Print out the material that follows word for word.
--- Record excerpts ---
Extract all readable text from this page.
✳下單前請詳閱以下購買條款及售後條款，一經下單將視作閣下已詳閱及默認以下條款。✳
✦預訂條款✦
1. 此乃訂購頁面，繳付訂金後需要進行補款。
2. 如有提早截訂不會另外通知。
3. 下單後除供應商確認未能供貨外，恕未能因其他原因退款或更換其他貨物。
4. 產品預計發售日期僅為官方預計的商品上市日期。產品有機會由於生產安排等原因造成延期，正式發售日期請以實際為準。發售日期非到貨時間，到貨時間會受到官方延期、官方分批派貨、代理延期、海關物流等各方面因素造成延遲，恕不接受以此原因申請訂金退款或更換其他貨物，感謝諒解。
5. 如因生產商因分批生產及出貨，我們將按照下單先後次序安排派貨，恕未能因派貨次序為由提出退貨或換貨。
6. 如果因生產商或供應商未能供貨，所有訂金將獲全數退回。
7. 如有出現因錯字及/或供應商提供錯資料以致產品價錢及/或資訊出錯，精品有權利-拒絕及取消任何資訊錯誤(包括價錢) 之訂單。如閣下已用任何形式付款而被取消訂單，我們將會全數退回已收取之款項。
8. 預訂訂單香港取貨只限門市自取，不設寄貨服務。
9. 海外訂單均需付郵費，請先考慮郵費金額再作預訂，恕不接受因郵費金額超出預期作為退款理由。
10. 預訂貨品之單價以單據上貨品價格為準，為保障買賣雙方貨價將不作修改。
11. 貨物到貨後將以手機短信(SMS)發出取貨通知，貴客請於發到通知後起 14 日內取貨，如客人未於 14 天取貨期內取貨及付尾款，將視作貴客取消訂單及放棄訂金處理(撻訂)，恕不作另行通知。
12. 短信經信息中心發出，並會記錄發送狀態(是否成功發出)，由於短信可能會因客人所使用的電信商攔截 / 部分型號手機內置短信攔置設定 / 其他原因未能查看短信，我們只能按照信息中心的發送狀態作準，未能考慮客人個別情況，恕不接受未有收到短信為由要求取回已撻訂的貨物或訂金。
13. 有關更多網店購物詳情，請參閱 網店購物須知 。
---
• **Completed exercise**
Extract all readable text from this page.
✳下單前請詳閱以下購買條款及售後條款，一經下單將視作閣下已詳閱及默認以下條款。✳
✦預訂條款✦
1. 此乃訂購頁面，繳付訂金後需要進行補款。
2. 如有提早截訂不會另外通知。
3. 下單後除供應商確認未能供貨外，恕未能因其他原因退款或更換其他貨物。
4. 產品預計發售日期僅為官方預計的商品上市日期。產品有機會由於生產安排等原因造成延期，正式發售日期請以實際為準。發售日期非到貨時間，到貨時間會受到官方延期、官方分批派貨、代理延期、海關物流等各方面因素造成延遲，恕不接受以此原因申請訂金退款或更換其他貨物，感謝諒解。
5. 如因生產商因分批生產及出貨，我們將按照下單先後次序安排派貨，恕未能因派貨次序為由提出退貨或換貨。
6. 如果因生產商或供應商未能供貨，所有訂金將獲全數退回。
7. 如有出現因錯字及/或供應商提供錯資料以致產品價錢及/或資訊出錯，精品有權利-拒絕及取消任何資訊錯誤(包括價錢) 之訂單。如閣下已用任何形式付款而被取消訂單，我們將會全數退回已收取之款項。
8. 預訂訂單香港取貨只限門市自取，不設寄貨服務。
9. 海外訂單均需付郵費，請先考慮郵費金額再作預訂，恕不接受因郵費金額超出預期作為退款理由。
10. 預訂貨品之單價以單據上貨品價格為準，為保障買賣雙方貨價將不作修改。
11. 貨物到貨後將以手機短信(SMS)發出取貨通知，貴客請於發到通知後起 14 日內取貨，如客人未於 14 天取貨期內取貨及付尾款，將視作貴客取消訂單及放棄訂金處理(撻訂)，恕不作另行通知。
12. 短信經信息中心發出，並會記錄發送狀態(是否成功發出)，由於短信可能會因客人所使用的電信商攔截 / 部分型號手機內置短信攔置設定 / 其他原因未能查看短信，我們只能按照信息中心的發送狀態作準，未能考慮客人個別情況，恕不接受未有收到短信為由要求取回已撻訂的貨物或訂金。
13. 有關更多網店購物詳情，請參閱 網店購物須知 。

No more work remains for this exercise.